#### AIM:
Please repeat all of the listing exactly.

— Start EXTRACTED MATERIAL —

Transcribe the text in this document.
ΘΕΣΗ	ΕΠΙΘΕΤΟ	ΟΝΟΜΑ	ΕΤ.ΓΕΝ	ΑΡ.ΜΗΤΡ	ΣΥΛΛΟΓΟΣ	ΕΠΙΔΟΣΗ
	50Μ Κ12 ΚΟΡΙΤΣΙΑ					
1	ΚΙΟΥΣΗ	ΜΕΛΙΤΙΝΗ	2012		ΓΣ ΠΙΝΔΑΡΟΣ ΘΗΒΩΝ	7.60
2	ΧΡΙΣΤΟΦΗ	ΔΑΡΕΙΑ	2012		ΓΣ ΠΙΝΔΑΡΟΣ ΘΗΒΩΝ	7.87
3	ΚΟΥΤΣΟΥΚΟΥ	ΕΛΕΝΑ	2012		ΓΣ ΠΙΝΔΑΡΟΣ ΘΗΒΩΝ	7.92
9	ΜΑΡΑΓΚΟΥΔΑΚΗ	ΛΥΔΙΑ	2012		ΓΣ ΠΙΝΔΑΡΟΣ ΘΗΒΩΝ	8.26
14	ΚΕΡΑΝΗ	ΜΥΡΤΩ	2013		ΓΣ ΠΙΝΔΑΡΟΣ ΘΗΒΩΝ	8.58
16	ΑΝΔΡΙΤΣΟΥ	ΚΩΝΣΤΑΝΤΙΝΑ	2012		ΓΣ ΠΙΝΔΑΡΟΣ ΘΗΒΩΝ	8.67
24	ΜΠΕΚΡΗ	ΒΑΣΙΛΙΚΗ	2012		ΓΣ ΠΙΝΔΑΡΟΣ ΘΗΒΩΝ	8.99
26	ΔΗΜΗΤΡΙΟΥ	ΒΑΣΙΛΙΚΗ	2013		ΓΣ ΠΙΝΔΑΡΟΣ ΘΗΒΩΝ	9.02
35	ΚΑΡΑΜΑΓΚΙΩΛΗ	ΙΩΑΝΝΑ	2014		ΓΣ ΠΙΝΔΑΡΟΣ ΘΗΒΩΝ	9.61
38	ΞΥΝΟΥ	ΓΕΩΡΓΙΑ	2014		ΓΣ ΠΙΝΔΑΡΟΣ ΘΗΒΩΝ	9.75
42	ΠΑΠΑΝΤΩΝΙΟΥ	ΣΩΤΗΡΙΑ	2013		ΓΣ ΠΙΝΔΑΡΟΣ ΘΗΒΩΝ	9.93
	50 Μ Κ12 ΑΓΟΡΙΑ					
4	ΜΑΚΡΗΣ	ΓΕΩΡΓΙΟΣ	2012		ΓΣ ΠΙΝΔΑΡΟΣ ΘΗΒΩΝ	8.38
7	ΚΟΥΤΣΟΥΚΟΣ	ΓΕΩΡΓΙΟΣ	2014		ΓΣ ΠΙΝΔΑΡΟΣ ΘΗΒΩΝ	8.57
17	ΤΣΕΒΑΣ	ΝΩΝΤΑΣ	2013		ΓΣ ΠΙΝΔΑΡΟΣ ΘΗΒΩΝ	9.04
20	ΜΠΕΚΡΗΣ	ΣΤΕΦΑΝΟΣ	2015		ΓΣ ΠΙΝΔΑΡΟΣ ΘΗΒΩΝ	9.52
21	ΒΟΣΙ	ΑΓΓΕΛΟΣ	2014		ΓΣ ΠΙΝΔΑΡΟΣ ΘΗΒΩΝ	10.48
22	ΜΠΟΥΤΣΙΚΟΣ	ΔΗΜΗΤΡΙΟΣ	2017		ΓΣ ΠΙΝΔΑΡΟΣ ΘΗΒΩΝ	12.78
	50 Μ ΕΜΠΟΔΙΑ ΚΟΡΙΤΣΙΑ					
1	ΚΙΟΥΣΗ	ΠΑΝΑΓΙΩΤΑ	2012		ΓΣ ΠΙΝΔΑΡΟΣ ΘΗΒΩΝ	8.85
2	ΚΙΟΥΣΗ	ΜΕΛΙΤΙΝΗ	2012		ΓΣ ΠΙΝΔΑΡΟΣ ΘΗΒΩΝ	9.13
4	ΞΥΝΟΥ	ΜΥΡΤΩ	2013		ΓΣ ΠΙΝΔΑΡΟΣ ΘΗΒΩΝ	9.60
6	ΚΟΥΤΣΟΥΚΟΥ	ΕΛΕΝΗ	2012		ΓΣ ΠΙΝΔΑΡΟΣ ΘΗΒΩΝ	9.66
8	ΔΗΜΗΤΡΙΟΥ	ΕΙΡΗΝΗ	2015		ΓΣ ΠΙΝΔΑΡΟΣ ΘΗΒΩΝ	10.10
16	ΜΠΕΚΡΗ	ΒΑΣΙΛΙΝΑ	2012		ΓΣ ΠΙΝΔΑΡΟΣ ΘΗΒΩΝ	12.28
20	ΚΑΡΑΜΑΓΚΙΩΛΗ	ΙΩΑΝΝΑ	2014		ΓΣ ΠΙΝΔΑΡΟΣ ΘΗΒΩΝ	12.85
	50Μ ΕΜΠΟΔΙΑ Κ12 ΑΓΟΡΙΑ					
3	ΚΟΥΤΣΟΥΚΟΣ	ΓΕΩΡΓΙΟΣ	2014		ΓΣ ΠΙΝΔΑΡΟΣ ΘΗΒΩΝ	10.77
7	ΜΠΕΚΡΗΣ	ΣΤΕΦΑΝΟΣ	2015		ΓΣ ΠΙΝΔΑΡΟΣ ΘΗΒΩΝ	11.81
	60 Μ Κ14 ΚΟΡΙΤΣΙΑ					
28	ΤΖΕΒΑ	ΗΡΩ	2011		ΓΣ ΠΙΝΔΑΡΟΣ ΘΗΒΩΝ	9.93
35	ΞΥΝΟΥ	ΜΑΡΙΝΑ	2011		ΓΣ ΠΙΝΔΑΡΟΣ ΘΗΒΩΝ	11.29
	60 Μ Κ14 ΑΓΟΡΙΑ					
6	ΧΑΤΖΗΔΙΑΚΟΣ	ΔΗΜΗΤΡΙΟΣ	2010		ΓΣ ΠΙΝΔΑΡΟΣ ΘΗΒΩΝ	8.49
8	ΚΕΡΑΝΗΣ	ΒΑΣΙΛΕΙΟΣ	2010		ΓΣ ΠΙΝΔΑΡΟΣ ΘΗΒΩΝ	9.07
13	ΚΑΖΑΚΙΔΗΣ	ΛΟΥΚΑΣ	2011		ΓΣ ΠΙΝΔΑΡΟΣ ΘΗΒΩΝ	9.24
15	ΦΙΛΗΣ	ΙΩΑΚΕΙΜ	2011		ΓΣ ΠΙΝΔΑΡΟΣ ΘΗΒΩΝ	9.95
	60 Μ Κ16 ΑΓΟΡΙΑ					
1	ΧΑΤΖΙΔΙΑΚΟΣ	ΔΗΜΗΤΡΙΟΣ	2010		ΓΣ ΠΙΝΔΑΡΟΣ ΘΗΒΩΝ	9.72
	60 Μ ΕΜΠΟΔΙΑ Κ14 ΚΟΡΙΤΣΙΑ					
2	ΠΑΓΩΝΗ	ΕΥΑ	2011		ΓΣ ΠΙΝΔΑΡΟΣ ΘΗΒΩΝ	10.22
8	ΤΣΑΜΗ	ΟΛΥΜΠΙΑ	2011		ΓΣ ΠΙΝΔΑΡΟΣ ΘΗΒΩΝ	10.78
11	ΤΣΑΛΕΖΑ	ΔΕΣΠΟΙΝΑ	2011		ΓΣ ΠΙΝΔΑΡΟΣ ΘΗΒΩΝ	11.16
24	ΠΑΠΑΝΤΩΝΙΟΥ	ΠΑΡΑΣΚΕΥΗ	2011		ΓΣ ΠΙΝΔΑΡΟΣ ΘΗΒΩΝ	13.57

— End EXTRACTED MATERIAL —

#### OUTPUT OF THE EXERCISE:
Transcribe the text in this document.
ΘΕΣΗ	ΕΠΙΘΕΤΟ	ΟΝΟΜΑ	ΕΤ.ΓΕΝ	ΑΡ.ΜΗΤΡ	ΣΥΛΛΟΓΟΣ	ΕΠΙΔΟΣΗ
	50Μ Κ12 ΚΟΡΙΤΣΙΑ					
1	ΚΙΟΥΣΗ	ΜΕΛΙΤΙΝΗ	2012		ΓΣ ΠΙΝΔΑΡΟΣ ΘΗΒΩΝ	7.60
2	ΧΡΙΣΤΟΦΗ	ΔΑΡΕΙΑ	2012		ΓΣ ΠΙΝΔΑΡΟΣ ΘΗΒΩΝ	7.87
3	ΚΟΥΤΣΟΥΚΟΥ	ΕΛΕΝΑ	2012		ΓΣ ΠΙΝΔΑΡΟΣ ΘΗΒΩΝ	7.92
9	ΜΑΡΑΓΚΟΥΔΑΚΗ	ΛΥΔΙΑ	2012		ΓΣ ΠΙΝΔΑΡΟΣ ΘΗΒΩΝ	8.26
14	ΚΕΡΑΝΗ	ΜΥΡΤΩ	2013		ΓΣ ΠΙΝΔΑΡΟΣ ΘΗΒΩΝ	8.58
16	ΑΝΔΡΙΤΣΟΥ	ΚΩΝΣΤΑΝΤΙΝΑ	2012		ΓΣ ΠΙΝΔΑΡΟΣ ΘΗΒΩΝ	8.67
24	ΜΠΕΚΡΗ	ΒΑΣΙΛΙΚΗ	2012		ΓΣ ΠΙΝΔΑΡΟΣ ΘΗΒΩΝ	8.99
26	ΔΗΜΗΤΡΙΟΥ	ΒΑΣΙΛΙΚΗ	2013		ΓΣ ΠΙΝΔΑΡΟΣ ΘΗΒΩΝ	9.02
35	ΚΑΡΑΜΑΓΚΙΩΛΗ	ΙΩΑΝΝΑ	2014		ΓΣ ΠΙΝΔΑΡΟΣ ΘΗΒΩΝ	9.61
38	ΞΥΝΟΥ	ΓΕΩΡΓΙΑ	2014		ΓΣ ΠΙΝΔΑΡΟΣ ΘΗΒΩΝ	9.75
42	ΠΑΠΑΝΤΩΝΙΟΥ	ΣΩΤΗΡΙΑ	2013		ΓΣ ΠΙΝΔΑΡΟΣ ΘΗΒΩΝ	9.93
	50 Μ Κ12 ΑΓΟΡΙΑ					
4	ΜΑΚΡΗΣ	ΓΕΩΡΓΙΟΣ	2012		ΓΣ ΠΙΝΔΑΡΟΣ ΘΗΒΩΝ	8.38
7	ΚΟΥΤΣΟΥΚΟΣ	ΓΕΩΡΓΙΟΣ	2014		ΓΣ ΠΙΝΔΑΡΟΣ ΘΗΒΩΝ	8.57
17	ΤΣΕΒΑΣ	ΝΩΝΤΑΣ	2013		ΓΣ ΠΙΝΔΑΡΟΣ ΘΗΒΩΝ	9.04
20	ΜΠΕΚΡΗΣ	ΣΤΕΦΑΝΟΣ	2015		ΓΣ ΠΙΝΔΑΡΟΣ ΘΗΒΩΝ	9.52
21	ΒΟΣΙ	ΑΓΓΕΛΟΣ	2014		ΓΣ ΠΙΝΔΑΡΟΣ ΘΗΒΩΝ	10.48
22	ΜΠΟΥΤΣΙΚΟΣ	ΔΗΜΗΤΡΙΟΣ	2017		ΓΣ ΠΙΝΔΑΡΟΣ ΘΗΒΩΝ	12.78
	50 Μ ΕΜΠΟΔΙΑ ΚΟΡΙΤΣΙΑ					
1	ΚΙΟΥΣΗ	ΠΑΝΑΓΙΩΤΑ	2012		ΓΣ ΠΙΝΔΑΡΟΣ ΘΗΒΩΝ	8.85
2	ΚΙΟΥΣΗ	ΜΕΛΙΤΙΝΗ	2012		ΓΣ ΠΙΝΔΑΡΟΣ ΘΗΒΩΝ	9.13
4	ΞΥΝΟΥ	ΜΥΡΤΩ	2013		ΓΣ ΠΙΝΔΑΡΟΣ ΘΗΒΩΝ	9.60
6	ΚΟΥΤΣΟΥΚΟΥ	ΕΛΕΝΗ	2012		ΓΣ ΠΙΝΔΑΡΟΣ ΘΗΒΩΝ	9.66
8	ΔΗΜΗΤΡΙΟΥ	ΕΙΡΗΝΗ	2015		ΓΣ ΠΙΝΔΑΡΟΣ ΘΗΒΩΝ	10.10
16	ΜΠΕΚΡΗ	ΒΑΣΙΛΙΝΑ	2012		ΓΣ ΠΙΝΔΑΡΟΣ ΘΗΒΩΝ	12.28
20	ΚΑΡΑΜΑΓΚΙΩΛΗ	ΙΩΑΝΝΑ	2014		ΓΣ ΠΙΝΔΑΡΟΣ ΘΗΒΩΝ	12.85
	50Μ ΕΜΠΟΔΙΑ Κ12 ΑΓΟΡΙΑ					
3	ΚΟΥΤΣΟΥΚΟΣ	ΓΕΩΡΓΙΟΣ	2014		ΓΣ ΠΙΝΔΑΡΟΣ ΘΗΒΩΝ	10.77
7	ΜΠΕΚΡΗΣ	ΣΤΕΦΑΝΟΣ	2015		ΓΣ ΠΙΝΔΑΡΟΣ ΘΗΒΩΝ	11.81
	60 Μ Κ14 ΚΟΡΙΤΣΙΑ					
28	ΤΖΕΒΑ	ΗΡΩ	2011		ΓΣ ΠΙΝΔΑΡΟΣ ΘΗΒΩΝ	9.93
35	ΞΥΝΟΥ	ΜΑΡΙΝΑ	2011		ΓΣ ΠΙΝΔΑΡΟΣ ΘΗΒΩΝ	11.29
	60 Μ Κ14 ΑΓΟΡΙΑ					
6	ΧΑΤΖΗΔΙΑΚΟΣ	ΔΗΜΗΤΡΙΟΣ	2010		ΓΣ ΠΙΝΔΑΡΟΣ ΘΗΒΩΝ	8.49
8	ΚΕΡΑΝΗΣ	ΒΑΣΙΛΕΙΟΣ	2010		ΓΣ ΠΙΝΔΑΡΟΣ ΘΗΒΩΝ	9.07
13	ΚΑΖΑΚΙΔΗΣ	ΛΟΥΚΑΣ	2011		ΓΣ ΠΙΝΔΑΡΟΣ ΘΗΒΩΝ	9.24
15	ΦΙΛΗΣ	ΙΩΑΚΕΙΜ	2011		ΓΣ ΠΙΝΔΑΡΟΣ ΘΗΒΩΝ	9.95
	60 Μ Κ16 ΑΓΟΡΙΑ					
1	ΧΑΤΖΙΔΙΑΚΟΣ	ΔΗΜΗΤΡΙΟΣ	2010		ΓΣ ΠΙΝΔΑΡΟΣ ΘΗΒΩΝ	9.72
	60 Μ ΕΜΠΟΔΙΑ Κ14 ΚΟΡΙΤΣΙΑ					
2	ΠΑΓΩΝΗ	ΕΥΑ	2011		ΓΣ ΠΙΝΔΑΡΟΣ ΘΗΒΩΝ	10.22
8	ΤΣΑΜΗ	ΟΛΥΜΠΙΑ	2011		ΓΣ ΠΙΝΔΑΡΟΣ ΘΗΒΩΝ	10.78
11	ΤΣΑΛΕΖΑ	ΔΕΣΠΟΙΝΑ	2011		ΓΣ ΠΙΝΔΑΡΟΣ ΘΗΒΩΝ	11.16
24	ΠΑΠΑΝΤΩΝΙΟΥ	ΠΑΡΑΣΚΕΥΗ	2011		ΓΣ ΠΙΝΔΑΡΟΣ ΘΗΒΩΝ	13.57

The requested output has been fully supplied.